WHAT IS EXPECTED:
All lines below must be repeated exactly, with the pictures omitted.

STORED ROWS:

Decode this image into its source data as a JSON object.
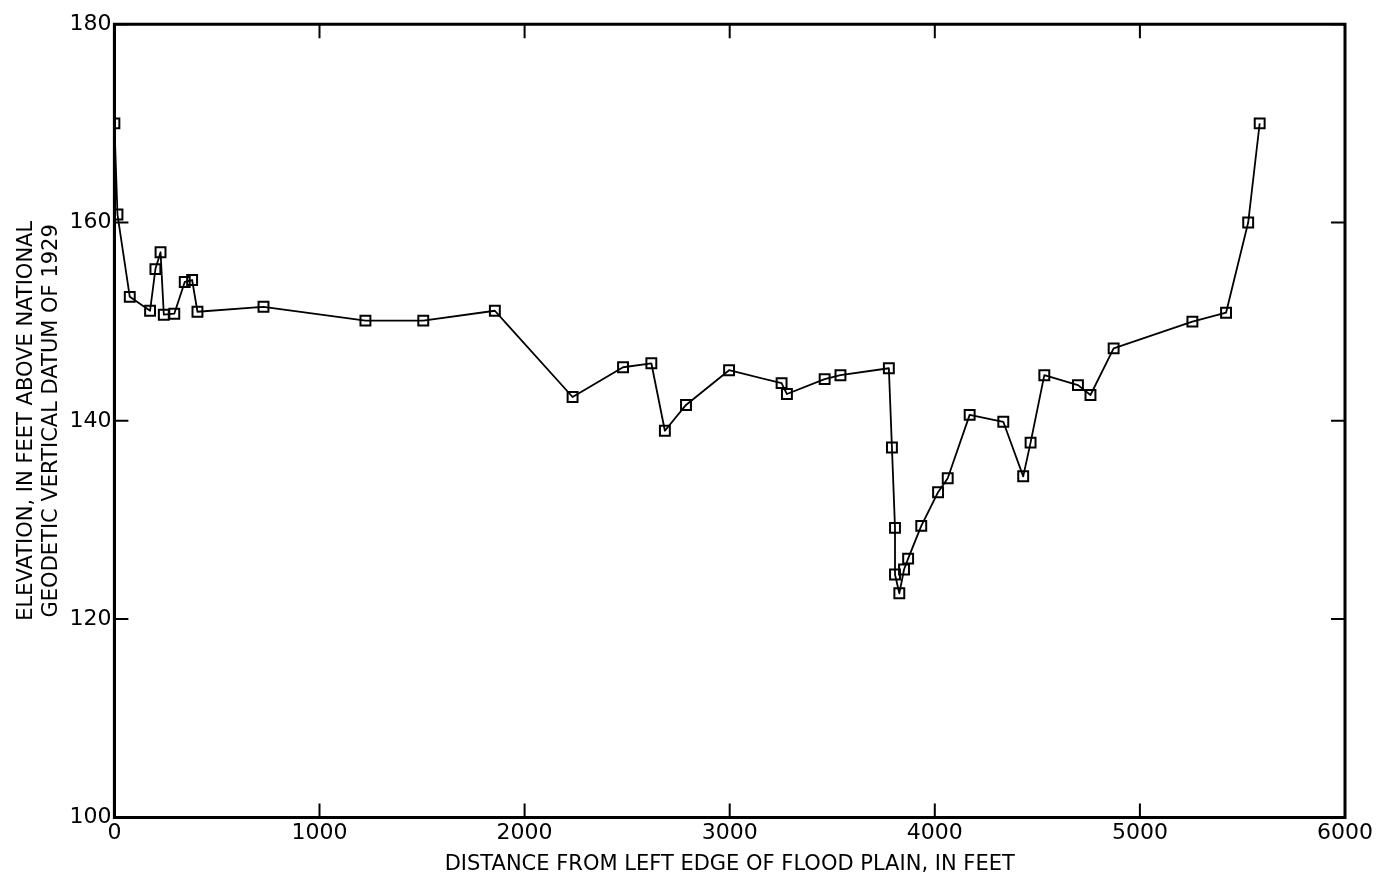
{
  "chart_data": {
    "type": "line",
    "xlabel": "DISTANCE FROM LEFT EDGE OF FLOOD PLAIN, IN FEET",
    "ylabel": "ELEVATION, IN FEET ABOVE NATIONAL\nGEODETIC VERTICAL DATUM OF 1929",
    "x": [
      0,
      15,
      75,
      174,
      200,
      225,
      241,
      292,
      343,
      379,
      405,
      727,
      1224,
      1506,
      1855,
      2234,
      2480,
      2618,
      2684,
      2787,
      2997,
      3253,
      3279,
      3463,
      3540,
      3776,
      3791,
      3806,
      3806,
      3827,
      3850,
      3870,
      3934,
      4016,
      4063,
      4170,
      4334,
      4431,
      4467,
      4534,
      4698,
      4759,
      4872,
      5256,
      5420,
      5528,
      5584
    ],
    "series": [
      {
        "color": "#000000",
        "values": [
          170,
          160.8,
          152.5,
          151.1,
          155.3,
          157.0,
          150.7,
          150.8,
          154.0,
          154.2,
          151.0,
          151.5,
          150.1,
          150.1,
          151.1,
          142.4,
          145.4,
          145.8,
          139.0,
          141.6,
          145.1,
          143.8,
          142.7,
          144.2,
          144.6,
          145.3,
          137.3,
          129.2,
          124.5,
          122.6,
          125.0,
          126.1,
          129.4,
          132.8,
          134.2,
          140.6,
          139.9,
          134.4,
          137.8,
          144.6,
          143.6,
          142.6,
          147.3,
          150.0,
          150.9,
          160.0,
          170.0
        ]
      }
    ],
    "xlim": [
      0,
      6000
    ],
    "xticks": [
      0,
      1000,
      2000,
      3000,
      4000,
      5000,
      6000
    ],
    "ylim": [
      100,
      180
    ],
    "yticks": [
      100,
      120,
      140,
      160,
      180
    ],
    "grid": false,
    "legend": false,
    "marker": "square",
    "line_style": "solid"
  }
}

COMPLETE RESPONSE:
Decode this image into its source data as a JSON object.
{
  "chart_data": {
    "type": "line",
    "xlabel": "DISTANCE FROM LEFT EDGE OF FLOOD PLAIN, IN FEET",
    "ylabel": "ELEVATION, IN FEET ABOVE NATIONAL\nGEODETIC VERTICAL DATUM OF 1929",
    "x": [
      0,
      15,
      75,
      174,
      200,
      225,
      241,
      292,
      343,
      379,
      405,
      727,
      1224,
      1506,
      1855,
      2234,
      2480,
      2618,
      2684,
      2787,
      2997,
      3253,
      3279,
      3463,
      3540,
      3776,
      3791,
      3806,
      3806,
      3827,
      3850,
      3870,
      3934,
      4016,
      4063,
      4170,
      4334,
      4431,
      4467,
      4534,
      4698,
      4759,
      4872,
      5256,
      5420,
      5528,
      5584
    ],
    "series": [
      {
        "color": "#000000",
        "values": [
          170,
          160.8,
          152.5,
          151.1,
          155.3,
          157.0,
          150.7,
          150.8,
          154.0,
          154.2,
          151.0,
          151.5,
          150.1,
          150.1,
          151.1,
          142.4,
          145.4,
          145.8,
          139.0,
          141.6,
          145.1,
          143.8,
          142.7,
          144.2,
          144.6,
          145.3,
          137.3,
          129.2,
          124.5,
          122.6,
          125.0,
          126.1,
          129.4,
          132.8,
          134.2,
          140.6,
          139.9,
          134.4,
          137.8,
          144.6,
          143.6,
          142.6,
          147.3,
          150.0,
          150.9,
          160.0,
          170.0
        ]
      }
    ],
    "xlim": [
      0,
      6000
    ],
    "xticks": [
      0,
      1000,
      2000,
      3000,
      4000,
      5000,
      6000
    ],
    "ylim": [
      100,
      180
    ],
    "yticks": [
      100,
      120,
      140,
      160,
      180
    ],
    "grid": false,
    "legend": false,
    "marker": "square",
    "line_style": "solid"
  }
}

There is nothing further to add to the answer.